Record extracts —
··········
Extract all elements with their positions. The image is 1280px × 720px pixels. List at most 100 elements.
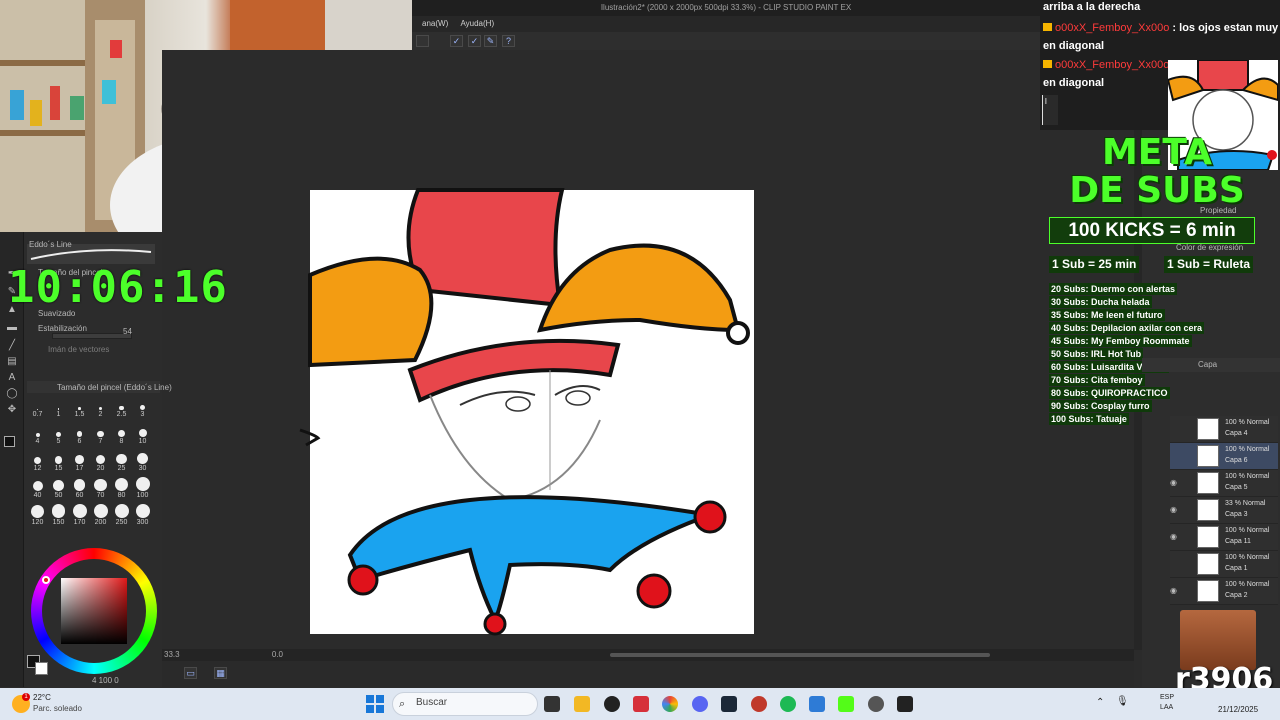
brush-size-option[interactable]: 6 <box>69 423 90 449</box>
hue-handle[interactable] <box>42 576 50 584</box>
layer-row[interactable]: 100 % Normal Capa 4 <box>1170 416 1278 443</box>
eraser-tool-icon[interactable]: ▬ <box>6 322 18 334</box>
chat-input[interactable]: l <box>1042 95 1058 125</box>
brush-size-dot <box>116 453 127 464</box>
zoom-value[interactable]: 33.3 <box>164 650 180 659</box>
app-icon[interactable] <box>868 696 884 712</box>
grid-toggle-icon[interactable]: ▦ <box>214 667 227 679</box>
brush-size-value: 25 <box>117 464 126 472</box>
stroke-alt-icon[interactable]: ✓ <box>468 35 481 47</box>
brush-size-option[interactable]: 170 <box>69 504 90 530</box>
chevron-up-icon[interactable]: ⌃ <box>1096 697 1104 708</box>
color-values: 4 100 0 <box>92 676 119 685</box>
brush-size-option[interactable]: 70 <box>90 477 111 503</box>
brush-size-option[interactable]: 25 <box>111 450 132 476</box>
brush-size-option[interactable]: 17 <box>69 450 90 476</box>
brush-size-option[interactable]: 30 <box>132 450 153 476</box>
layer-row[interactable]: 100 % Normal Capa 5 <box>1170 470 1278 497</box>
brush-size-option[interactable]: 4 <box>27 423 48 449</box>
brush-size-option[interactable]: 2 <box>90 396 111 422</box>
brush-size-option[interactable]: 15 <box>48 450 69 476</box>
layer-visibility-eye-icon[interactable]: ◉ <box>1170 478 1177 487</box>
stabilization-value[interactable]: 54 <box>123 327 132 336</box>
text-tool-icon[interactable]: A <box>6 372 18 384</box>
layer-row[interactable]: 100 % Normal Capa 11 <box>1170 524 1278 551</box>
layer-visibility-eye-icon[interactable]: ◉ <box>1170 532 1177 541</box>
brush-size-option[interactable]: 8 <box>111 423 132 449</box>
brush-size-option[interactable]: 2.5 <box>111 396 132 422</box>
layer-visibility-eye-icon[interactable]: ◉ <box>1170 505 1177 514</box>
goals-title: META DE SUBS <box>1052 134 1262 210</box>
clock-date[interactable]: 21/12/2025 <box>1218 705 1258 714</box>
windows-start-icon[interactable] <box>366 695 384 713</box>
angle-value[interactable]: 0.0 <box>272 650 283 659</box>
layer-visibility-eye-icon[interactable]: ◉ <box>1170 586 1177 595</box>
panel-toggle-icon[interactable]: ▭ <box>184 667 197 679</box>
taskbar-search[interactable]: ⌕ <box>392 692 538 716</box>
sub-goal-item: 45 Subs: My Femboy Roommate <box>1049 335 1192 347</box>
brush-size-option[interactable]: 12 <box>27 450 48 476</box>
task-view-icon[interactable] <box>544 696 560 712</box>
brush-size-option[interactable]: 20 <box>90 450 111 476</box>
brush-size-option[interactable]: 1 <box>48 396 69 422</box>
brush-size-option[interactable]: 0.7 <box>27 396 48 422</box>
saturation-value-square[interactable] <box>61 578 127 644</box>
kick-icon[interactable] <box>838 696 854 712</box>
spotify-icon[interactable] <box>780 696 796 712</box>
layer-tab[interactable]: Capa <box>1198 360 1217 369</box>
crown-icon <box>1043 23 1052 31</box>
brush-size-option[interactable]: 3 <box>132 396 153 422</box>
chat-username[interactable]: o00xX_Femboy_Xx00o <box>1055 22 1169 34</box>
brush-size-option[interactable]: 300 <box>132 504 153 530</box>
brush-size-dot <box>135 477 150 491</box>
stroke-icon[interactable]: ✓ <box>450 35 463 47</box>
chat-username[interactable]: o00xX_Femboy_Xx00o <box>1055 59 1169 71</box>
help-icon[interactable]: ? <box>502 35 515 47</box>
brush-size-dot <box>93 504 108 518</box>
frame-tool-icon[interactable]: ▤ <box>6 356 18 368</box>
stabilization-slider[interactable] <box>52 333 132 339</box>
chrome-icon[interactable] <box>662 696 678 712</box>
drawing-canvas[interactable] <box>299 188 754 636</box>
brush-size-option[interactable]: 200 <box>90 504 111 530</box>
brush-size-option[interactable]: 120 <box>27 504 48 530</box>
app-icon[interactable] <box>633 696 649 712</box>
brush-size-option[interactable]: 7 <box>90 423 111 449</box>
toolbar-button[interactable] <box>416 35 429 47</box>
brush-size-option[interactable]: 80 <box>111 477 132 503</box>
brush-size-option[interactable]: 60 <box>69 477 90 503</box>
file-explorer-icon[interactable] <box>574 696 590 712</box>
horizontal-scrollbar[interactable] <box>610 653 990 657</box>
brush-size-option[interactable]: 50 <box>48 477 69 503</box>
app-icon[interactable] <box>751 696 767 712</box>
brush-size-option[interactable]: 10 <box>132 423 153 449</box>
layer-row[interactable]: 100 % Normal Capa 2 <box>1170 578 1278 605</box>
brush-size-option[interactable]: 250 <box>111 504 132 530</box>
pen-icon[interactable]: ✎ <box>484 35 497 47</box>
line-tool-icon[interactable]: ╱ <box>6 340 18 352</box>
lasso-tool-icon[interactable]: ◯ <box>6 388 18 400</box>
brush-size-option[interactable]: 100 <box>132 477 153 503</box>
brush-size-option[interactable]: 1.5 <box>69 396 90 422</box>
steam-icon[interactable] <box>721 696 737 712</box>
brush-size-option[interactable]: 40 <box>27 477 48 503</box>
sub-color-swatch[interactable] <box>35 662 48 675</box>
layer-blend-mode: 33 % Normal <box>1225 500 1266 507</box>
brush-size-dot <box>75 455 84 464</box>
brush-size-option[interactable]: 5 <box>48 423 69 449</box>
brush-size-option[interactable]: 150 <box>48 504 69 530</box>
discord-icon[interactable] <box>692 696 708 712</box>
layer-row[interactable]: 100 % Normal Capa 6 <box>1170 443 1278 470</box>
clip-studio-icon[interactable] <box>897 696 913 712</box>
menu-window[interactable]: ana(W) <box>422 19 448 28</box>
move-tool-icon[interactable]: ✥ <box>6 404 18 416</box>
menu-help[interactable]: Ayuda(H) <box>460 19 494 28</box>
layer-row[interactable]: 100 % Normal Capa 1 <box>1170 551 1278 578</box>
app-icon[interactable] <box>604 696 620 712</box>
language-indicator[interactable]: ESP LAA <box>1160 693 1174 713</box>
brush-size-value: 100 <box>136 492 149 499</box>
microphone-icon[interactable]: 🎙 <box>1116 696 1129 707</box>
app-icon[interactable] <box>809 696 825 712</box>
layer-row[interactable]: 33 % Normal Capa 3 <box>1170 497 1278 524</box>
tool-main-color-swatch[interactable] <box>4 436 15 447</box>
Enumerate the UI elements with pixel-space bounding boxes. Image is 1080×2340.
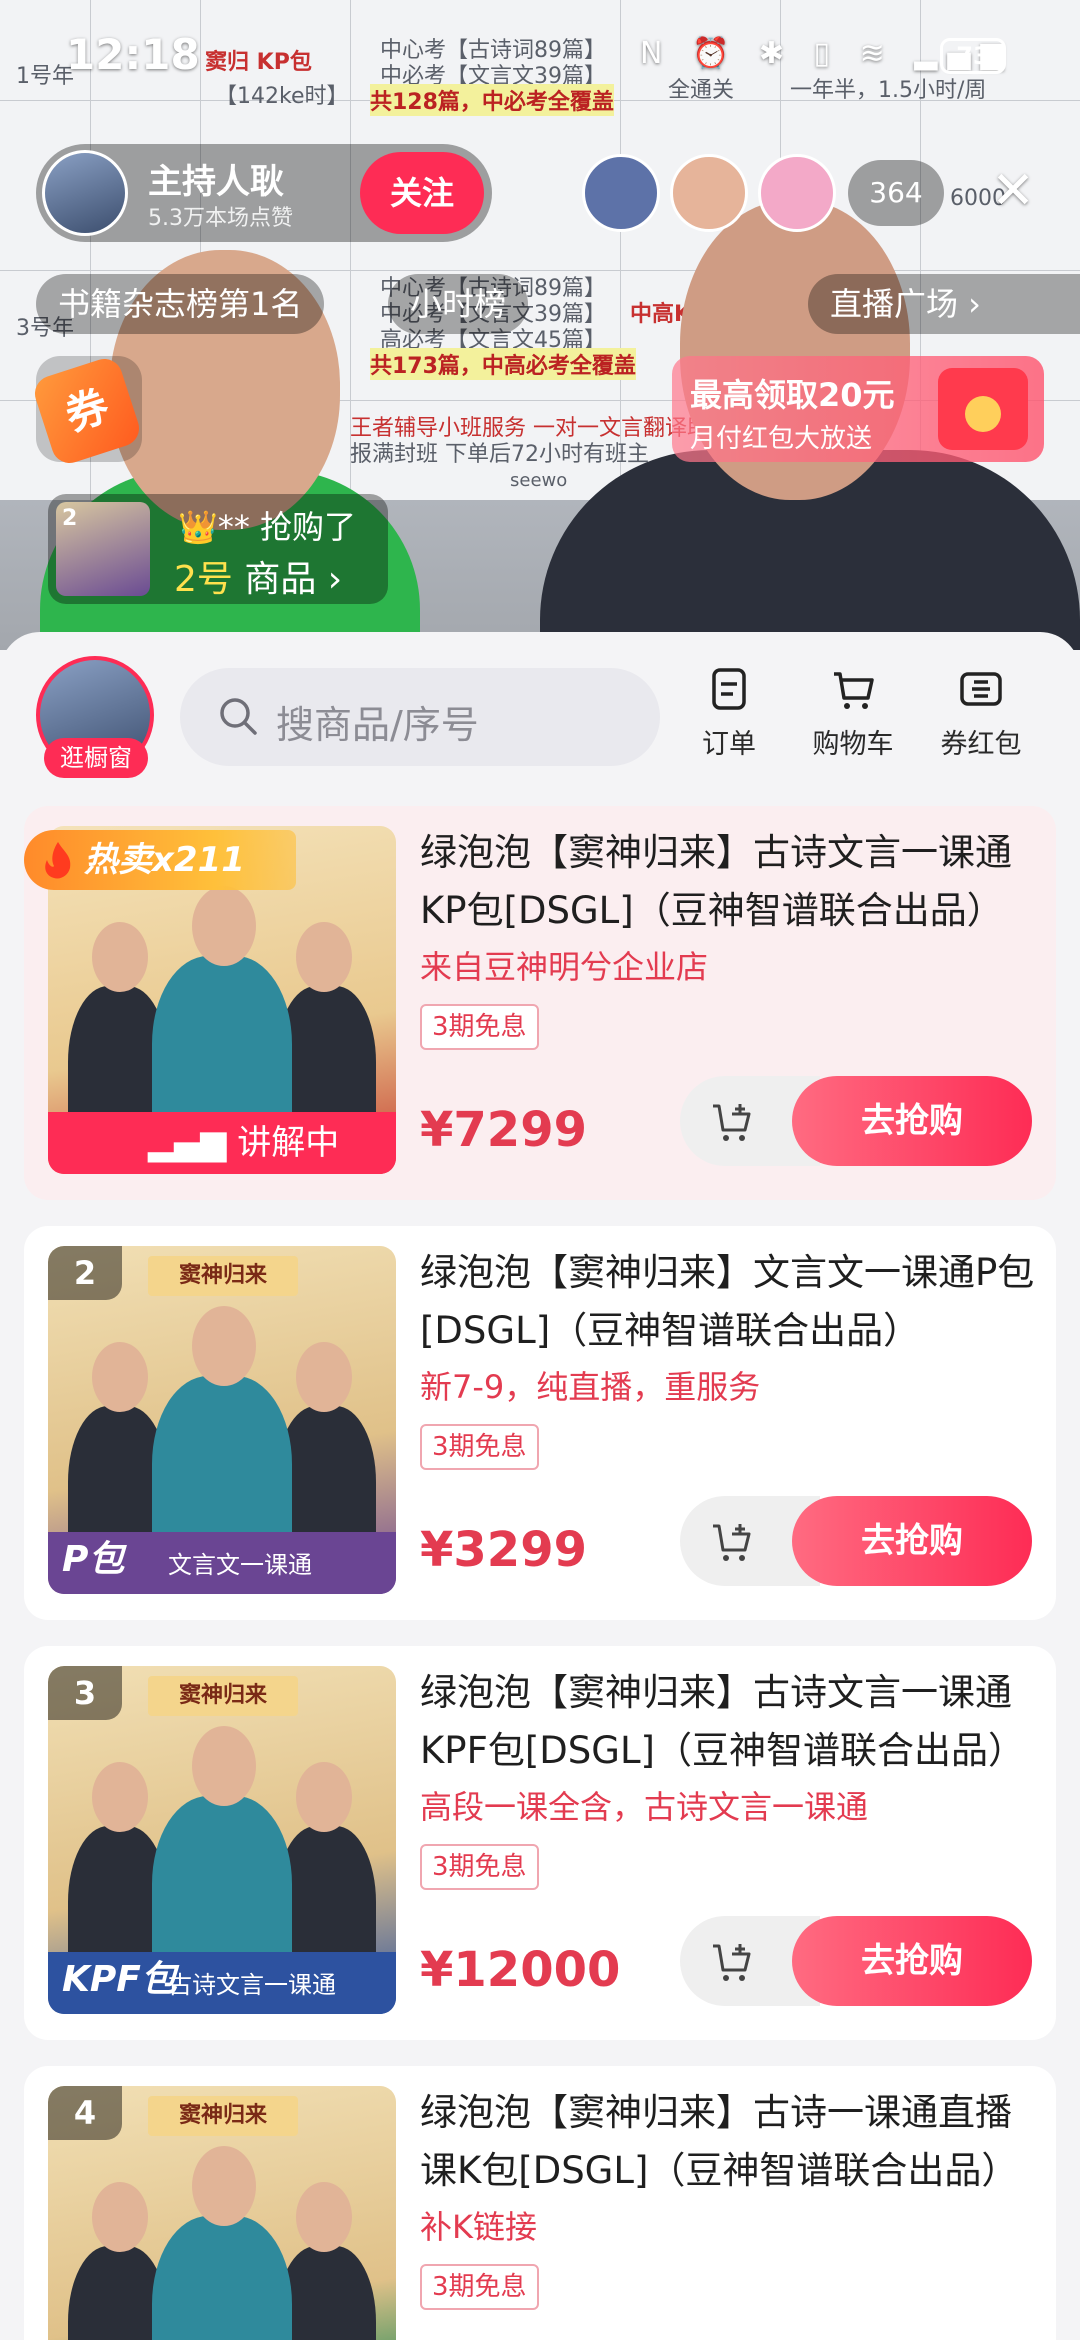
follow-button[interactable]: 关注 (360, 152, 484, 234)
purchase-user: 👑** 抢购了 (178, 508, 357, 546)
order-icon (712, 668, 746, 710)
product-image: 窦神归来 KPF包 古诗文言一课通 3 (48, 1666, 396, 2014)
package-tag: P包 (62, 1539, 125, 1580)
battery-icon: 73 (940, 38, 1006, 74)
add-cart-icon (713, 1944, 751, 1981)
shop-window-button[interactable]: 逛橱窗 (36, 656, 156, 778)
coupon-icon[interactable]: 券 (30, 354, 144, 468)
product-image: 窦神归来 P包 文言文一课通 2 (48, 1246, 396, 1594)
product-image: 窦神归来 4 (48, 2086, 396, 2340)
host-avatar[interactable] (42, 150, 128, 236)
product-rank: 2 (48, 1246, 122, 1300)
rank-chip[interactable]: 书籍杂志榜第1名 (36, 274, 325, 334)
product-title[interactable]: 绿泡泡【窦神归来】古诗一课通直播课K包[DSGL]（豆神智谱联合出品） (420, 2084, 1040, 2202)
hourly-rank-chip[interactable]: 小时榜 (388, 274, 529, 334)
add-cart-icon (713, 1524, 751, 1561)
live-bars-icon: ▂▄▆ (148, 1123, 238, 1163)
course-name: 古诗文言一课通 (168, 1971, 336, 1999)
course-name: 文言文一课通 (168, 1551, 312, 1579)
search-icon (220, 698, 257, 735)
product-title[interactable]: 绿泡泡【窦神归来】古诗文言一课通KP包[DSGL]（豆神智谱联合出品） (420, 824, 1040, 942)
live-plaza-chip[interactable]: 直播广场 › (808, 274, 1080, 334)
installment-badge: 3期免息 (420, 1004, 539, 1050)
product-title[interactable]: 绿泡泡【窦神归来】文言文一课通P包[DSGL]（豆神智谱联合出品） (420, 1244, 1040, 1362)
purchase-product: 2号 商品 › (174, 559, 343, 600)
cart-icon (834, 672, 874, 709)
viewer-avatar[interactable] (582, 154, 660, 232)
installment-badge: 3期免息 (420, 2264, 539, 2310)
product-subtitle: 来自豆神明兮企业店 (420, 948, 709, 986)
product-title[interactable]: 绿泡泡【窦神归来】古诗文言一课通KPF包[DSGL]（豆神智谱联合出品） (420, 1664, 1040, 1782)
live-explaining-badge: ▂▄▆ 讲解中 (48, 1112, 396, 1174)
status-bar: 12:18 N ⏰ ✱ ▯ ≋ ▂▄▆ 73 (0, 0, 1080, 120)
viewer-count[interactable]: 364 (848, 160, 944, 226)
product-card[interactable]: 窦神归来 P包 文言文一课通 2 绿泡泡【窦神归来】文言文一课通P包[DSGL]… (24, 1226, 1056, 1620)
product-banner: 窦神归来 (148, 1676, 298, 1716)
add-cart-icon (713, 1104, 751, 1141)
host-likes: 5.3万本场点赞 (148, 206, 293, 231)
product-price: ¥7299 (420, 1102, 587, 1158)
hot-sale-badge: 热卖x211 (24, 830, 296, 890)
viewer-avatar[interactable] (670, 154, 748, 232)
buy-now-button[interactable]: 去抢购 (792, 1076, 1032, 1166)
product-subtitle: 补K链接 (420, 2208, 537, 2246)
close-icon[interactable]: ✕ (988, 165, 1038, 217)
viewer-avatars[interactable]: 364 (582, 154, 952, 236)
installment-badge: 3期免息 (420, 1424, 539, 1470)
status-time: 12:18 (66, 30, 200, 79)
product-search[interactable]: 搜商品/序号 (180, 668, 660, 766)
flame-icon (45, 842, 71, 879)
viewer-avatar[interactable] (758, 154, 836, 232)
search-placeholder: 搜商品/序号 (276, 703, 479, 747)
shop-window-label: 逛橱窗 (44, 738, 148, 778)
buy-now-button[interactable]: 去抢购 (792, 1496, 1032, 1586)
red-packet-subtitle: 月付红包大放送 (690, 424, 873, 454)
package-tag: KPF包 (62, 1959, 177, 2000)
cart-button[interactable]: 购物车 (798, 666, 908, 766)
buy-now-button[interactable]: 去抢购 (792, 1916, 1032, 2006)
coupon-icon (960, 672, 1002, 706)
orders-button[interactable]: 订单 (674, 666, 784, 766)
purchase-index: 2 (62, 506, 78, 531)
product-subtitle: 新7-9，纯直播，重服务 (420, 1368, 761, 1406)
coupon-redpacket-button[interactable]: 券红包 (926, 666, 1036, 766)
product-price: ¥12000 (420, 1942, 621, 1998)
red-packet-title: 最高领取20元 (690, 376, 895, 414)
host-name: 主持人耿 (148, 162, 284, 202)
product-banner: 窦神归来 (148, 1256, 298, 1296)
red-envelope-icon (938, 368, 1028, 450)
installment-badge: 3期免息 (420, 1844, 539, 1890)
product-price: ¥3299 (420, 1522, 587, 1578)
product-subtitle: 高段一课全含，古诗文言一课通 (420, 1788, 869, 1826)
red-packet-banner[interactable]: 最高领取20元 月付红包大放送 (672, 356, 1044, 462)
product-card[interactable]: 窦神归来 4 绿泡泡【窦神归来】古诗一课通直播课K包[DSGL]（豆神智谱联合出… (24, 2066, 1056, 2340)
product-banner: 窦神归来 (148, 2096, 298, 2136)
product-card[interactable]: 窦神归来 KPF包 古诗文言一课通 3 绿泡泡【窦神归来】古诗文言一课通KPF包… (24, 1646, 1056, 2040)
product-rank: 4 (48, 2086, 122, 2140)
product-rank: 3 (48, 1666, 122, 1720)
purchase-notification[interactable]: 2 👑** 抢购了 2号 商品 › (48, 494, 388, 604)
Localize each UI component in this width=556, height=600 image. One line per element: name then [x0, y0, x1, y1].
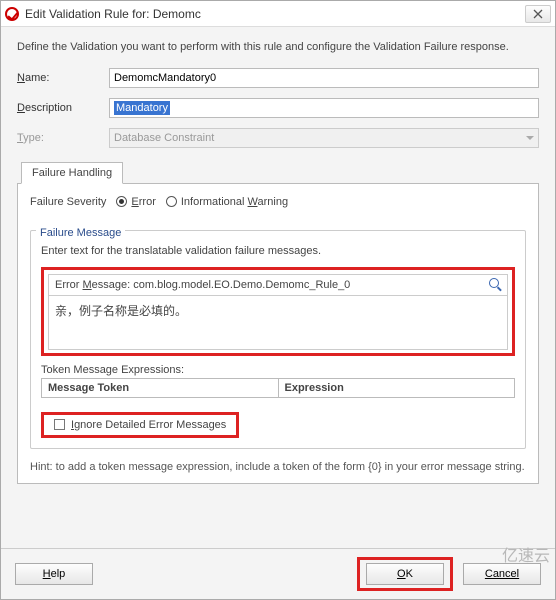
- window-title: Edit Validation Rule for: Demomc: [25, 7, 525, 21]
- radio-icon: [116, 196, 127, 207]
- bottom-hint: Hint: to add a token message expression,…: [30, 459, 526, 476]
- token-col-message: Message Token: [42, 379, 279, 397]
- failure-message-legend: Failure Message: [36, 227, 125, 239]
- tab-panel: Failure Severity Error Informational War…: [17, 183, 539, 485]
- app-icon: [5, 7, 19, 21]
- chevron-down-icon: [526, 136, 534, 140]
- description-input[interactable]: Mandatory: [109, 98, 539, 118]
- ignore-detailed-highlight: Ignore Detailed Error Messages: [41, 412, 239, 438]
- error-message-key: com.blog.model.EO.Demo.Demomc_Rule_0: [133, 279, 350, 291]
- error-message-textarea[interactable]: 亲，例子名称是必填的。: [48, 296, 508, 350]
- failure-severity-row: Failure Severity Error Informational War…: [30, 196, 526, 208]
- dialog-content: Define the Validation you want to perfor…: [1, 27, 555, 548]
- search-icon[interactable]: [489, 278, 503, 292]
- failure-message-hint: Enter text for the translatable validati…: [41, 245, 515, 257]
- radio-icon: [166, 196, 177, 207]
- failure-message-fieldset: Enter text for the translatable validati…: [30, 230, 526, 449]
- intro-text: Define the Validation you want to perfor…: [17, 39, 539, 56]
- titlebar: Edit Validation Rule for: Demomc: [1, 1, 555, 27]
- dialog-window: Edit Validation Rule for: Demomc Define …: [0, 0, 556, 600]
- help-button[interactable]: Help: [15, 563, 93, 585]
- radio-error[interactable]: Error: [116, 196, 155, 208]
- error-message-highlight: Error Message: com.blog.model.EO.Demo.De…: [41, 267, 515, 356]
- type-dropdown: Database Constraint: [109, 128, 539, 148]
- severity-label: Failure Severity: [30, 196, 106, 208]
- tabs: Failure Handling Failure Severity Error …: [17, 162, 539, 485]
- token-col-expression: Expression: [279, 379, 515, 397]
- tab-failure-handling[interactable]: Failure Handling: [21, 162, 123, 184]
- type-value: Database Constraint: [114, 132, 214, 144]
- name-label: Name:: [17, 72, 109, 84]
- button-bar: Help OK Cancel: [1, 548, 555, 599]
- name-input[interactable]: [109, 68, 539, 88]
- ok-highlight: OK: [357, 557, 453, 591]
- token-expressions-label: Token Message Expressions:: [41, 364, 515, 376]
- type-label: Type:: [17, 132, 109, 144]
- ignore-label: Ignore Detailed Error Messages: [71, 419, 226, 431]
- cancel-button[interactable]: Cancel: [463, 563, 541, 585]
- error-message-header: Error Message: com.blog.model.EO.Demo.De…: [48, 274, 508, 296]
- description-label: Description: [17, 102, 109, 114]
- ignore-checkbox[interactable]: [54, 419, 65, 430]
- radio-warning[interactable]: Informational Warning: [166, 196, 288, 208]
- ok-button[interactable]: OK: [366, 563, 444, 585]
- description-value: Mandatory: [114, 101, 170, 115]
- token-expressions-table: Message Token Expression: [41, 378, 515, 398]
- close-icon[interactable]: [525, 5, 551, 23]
··········
Short task — Could you edit the lines beginning with the one containing "- window-title: Edit" and ending with the one containing "- cancel-button[interactable]: Cancel: [463, 563, 541, 585]", changing "Failure Severity" to "Error Level" and keeping everything else as it is? Return only those lines.

The result —
- window-title: Edit Validation Rule for: Demomc: [25, 7, 525, 21]
- radio-icon: [116, 196, 127, 207]
- bottom-hint: Hint: to add a token message expression,…: [30, 459, 526, 476]
- token-col-message: Message Token: [42, 379, 279, 397]
- failure-message-legend: Failure Message: [36, 227, 125, 239]
- tab-panel: Error Level Error Informational War…: [17, 183, 539, 485]
- app-icon: [5, 7, 19, 21]
- chevron-down-icon: [526, 136, 534, 140]
- description-input[interactable]: Mandatory: [109, 98, 539, 118]
- ignore-detailed-highlight: Ignore Detailed Error Messages: [41, 412, 239, 438]
- error-message-key: com.blog.model.EO.Demo.Demomc_Rule_0: [133, 279, 350, 291]
- error-message-textarea[interactable]: 亲，例子名称是必填的。: [48, 296, 508, 350]
- failure-severity-row: Error Level Error Informational War…: [30, 196, 526, 208]
- dialog-content: Define the Validation you want to perfor…: [1, 27, 555, 548]
- search-icon[interactable]: [489, 278, 503, 292]
- failure-message-hint: Enter text for the translatable validati…: [41, 245, 515, 257]
- radio-icon: [166, 196, 177, 207]
- failure-message-fieldset: Enter text for the translatable validati…: [30, 230, 526, 449]
- intro-text: Define the Validation you want to perfor…: [17, 39, 539, 56]
- titlebar: Edit Validation Rule for: Demomc: [1, 1, 555, 27]
- dialog-window: Edit Validation Rule for: Demomc Define …: [0, 0, 556, 600]
- help-button[interactable]: Help: [15, 563, 93, 585]
- radio-error[interactable]: Error: [116, 196, 155, 208]
- error-message-highlight: Error Message: com.blog.model.EO.Demo.De…: [41, 267, 515, 356]
- type-dropdown: Database Constraint: [109, 128, 539, 148]
- severity-label: Error Level: [30, 196, 106, 208]
- tabs: Failure Handling Error Level Error …: [17, 162, 539, 485]
- token-col-expression: Expression: [279, 379, 515, 397]
- tab-failure-handling[interactable]: Failure Handling: [21, 162, 123, 184]
- type-value: Database Constraint: [114, 132, 214, 144]
- name-label: Name:: [17, 72, 109, 84]
- button-bar: Help OK Cancel: [1, 548, 555, 599]
- name-input[interactable]: [109, 68, 539, 88]
- ok-highlight: OK: [357, 557, 453, 591]
- token-expressions-label: Token Message Expressions:: [41, 364, 515, 376]
- type-label: Type:: [17, 132, 109, 144]
- ignore-label: Ignore Detailed Error Messages: [71, 419, 226, 431]
- cancel-button[interactable]: Cancel: [463, 563, 541, 585]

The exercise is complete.